'''

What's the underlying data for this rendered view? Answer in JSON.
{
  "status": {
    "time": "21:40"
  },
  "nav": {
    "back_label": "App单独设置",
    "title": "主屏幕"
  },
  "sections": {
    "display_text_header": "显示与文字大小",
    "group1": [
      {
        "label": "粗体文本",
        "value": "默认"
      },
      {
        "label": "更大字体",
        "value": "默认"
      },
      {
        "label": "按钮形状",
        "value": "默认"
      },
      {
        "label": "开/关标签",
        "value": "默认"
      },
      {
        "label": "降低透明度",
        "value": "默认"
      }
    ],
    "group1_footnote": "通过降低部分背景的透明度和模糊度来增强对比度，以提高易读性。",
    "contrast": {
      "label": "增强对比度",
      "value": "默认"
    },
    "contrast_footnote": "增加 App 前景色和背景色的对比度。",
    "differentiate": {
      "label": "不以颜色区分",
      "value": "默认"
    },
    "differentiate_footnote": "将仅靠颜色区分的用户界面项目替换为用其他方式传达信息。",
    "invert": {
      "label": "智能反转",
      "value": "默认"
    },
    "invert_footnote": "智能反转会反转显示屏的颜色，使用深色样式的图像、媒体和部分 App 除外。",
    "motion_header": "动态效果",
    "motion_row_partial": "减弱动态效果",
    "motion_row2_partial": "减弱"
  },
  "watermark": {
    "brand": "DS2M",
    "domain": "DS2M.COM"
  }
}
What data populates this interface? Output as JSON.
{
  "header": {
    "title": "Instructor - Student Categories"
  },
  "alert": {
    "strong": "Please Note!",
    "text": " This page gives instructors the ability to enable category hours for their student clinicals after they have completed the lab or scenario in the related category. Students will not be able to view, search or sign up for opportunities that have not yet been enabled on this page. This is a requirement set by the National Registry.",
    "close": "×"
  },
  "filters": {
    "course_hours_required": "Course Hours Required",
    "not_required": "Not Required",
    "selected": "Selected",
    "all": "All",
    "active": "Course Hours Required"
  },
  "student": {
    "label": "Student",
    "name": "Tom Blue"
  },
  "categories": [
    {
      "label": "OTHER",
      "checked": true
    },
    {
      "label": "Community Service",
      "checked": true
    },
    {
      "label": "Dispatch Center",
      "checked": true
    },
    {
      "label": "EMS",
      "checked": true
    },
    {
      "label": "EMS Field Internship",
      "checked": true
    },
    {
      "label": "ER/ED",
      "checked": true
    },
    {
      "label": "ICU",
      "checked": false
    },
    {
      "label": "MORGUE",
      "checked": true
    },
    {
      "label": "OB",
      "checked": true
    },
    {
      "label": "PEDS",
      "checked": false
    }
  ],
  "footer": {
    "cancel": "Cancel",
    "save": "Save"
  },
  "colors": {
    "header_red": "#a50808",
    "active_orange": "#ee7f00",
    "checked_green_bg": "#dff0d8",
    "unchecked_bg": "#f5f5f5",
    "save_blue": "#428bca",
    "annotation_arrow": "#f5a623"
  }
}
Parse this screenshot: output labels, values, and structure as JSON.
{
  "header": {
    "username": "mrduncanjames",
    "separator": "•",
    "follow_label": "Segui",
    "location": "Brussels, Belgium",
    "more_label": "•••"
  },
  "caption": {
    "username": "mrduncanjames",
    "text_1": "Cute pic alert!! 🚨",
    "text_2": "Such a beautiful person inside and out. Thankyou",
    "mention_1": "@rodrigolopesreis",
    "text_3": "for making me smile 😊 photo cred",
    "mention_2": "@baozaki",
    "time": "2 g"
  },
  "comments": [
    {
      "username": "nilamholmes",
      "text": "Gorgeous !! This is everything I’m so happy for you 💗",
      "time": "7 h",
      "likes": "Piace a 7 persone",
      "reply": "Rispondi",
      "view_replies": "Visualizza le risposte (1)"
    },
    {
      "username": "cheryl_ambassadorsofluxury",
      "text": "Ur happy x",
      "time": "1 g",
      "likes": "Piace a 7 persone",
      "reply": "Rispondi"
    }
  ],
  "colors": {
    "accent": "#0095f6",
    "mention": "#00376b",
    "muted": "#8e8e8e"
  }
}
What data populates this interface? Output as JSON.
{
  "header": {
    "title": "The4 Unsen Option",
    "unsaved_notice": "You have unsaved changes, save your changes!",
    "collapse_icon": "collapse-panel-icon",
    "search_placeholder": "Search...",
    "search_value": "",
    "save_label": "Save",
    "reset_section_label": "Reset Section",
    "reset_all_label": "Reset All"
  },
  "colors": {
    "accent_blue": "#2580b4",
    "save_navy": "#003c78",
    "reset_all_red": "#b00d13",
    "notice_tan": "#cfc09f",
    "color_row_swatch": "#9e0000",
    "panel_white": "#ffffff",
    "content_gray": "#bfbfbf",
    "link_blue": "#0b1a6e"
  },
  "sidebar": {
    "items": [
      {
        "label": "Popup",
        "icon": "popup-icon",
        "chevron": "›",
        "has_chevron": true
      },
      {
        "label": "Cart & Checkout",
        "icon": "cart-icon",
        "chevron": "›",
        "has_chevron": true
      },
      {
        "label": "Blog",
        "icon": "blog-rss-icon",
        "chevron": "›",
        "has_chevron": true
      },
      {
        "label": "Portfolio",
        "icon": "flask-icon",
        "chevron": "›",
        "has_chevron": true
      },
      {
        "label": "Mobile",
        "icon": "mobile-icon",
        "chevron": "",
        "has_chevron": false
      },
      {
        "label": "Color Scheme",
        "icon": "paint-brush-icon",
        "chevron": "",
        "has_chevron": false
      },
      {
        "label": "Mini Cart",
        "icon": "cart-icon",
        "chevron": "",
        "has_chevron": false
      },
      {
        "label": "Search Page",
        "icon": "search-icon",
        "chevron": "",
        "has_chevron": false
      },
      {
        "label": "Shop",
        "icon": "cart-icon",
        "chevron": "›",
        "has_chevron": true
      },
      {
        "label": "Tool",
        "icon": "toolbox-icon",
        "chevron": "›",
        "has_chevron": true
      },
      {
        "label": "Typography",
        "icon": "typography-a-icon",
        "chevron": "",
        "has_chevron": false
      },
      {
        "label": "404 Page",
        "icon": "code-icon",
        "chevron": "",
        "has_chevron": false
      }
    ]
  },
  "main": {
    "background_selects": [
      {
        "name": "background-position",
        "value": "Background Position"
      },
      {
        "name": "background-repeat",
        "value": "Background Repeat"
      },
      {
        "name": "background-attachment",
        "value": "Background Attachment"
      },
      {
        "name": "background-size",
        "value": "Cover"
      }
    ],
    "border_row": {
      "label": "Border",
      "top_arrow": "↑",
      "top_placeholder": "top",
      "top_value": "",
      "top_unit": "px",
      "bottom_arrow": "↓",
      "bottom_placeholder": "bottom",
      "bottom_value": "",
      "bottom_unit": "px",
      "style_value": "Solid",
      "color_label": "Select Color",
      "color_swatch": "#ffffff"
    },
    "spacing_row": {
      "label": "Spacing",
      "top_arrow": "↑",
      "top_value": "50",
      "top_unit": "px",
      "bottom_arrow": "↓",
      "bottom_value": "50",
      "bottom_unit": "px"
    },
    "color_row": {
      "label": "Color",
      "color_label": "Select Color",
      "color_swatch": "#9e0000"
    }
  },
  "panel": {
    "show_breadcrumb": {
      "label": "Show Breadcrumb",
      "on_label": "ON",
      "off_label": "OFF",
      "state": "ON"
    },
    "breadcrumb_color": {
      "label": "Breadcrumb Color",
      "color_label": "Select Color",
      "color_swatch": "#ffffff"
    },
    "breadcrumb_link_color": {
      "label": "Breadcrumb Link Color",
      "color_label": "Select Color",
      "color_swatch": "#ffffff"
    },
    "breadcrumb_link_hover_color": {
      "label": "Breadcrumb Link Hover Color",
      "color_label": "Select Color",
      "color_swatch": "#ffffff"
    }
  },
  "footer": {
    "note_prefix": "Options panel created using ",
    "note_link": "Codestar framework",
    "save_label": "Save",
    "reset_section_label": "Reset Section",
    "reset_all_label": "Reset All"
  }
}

'''

### [GOAL]
Search the lines for "title". Copy each line that has it.

### [THE ANSWER]
    "title": "主屏幕"
    "title": "Instructor - Student Categories"
    "title": "The4 Unsen Option",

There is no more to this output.